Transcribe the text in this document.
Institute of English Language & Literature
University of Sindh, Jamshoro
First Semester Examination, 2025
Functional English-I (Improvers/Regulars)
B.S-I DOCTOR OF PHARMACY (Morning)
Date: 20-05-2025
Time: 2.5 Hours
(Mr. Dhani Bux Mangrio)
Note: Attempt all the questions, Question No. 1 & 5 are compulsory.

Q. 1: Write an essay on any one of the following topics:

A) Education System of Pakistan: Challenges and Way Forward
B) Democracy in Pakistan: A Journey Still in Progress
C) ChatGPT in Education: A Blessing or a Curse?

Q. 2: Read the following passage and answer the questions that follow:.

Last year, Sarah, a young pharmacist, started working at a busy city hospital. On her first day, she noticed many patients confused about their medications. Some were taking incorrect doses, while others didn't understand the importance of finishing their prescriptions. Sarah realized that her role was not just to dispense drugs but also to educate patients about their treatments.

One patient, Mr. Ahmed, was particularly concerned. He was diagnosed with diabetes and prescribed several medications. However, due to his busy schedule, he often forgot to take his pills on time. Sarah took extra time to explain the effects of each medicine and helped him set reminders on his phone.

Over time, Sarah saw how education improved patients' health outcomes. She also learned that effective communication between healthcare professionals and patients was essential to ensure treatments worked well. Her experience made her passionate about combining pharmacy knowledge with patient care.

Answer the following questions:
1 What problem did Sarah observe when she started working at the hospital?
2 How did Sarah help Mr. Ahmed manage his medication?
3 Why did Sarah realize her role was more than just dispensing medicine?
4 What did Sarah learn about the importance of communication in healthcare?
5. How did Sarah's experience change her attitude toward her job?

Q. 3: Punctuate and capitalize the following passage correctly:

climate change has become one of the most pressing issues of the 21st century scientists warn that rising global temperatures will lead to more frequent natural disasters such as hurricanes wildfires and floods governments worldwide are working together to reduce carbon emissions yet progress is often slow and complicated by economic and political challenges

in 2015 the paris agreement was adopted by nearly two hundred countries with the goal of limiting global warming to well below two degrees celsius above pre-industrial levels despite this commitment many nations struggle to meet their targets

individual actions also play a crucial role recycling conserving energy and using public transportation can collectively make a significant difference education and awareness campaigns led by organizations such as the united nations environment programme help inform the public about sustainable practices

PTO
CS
————————
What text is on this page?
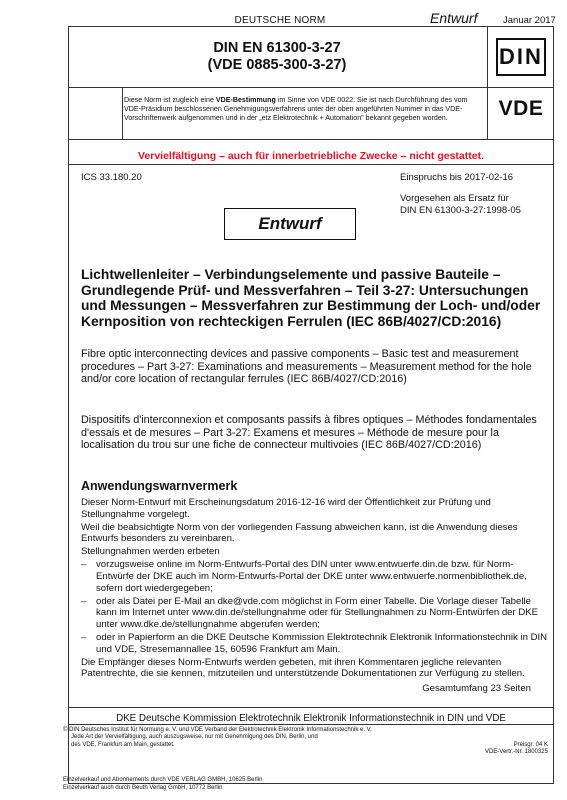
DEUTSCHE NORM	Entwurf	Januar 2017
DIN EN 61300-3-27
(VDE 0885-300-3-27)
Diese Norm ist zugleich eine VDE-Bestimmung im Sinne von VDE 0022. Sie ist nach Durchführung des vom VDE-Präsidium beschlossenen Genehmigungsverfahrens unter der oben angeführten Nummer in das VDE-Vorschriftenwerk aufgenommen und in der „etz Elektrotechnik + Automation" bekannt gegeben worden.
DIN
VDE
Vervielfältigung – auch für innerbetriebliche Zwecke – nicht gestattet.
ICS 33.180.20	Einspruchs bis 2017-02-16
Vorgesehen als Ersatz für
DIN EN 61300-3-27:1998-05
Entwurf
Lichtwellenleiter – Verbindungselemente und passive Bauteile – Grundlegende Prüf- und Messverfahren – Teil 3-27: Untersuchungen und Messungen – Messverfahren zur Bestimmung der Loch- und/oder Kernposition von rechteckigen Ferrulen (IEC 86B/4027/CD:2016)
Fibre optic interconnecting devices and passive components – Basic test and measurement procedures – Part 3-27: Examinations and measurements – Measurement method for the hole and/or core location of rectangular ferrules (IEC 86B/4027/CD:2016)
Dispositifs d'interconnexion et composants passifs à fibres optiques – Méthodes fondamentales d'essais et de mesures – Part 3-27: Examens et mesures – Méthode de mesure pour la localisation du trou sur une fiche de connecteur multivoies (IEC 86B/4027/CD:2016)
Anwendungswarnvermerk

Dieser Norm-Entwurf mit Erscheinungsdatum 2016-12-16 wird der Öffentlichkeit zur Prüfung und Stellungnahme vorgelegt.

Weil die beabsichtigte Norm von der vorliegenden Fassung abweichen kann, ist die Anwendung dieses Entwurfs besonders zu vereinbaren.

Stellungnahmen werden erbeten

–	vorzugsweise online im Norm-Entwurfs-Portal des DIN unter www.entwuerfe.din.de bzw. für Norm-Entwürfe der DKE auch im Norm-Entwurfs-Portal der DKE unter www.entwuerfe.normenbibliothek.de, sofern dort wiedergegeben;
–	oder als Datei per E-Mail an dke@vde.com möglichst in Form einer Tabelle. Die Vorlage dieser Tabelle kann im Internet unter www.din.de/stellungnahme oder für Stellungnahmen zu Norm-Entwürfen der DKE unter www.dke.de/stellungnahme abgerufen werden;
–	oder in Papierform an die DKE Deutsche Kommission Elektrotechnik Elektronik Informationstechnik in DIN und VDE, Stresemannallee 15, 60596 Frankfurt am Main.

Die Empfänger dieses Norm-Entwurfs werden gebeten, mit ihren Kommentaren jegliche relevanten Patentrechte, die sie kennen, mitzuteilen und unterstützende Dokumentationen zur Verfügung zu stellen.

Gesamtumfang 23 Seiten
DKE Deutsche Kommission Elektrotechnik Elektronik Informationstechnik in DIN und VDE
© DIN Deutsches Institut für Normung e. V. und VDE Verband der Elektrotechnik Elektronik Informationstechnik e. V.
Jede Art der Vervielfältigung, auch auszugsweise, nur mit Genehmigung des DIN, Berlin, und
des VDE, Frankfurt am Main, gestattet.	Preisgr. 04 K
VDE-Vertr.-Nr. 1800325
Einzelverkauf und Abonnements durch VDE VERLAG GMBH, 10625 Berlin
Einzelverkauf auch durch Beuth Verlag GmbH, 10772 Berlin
————————
#### Directions:
Some of the data mentions "change". Copy every line where it does.

#### Response below:
5. How did Sarah's experience change her attitude toward her job?
climate change has become one of the most pressing issues of the 21st century scientists warn that rising global temperatures will lead to more frequent natural disasters such as hurricanes wildfires and floods governments worldwide are working together to reduce carbon emissions yet progress is often slow and complicated by economic and political challenges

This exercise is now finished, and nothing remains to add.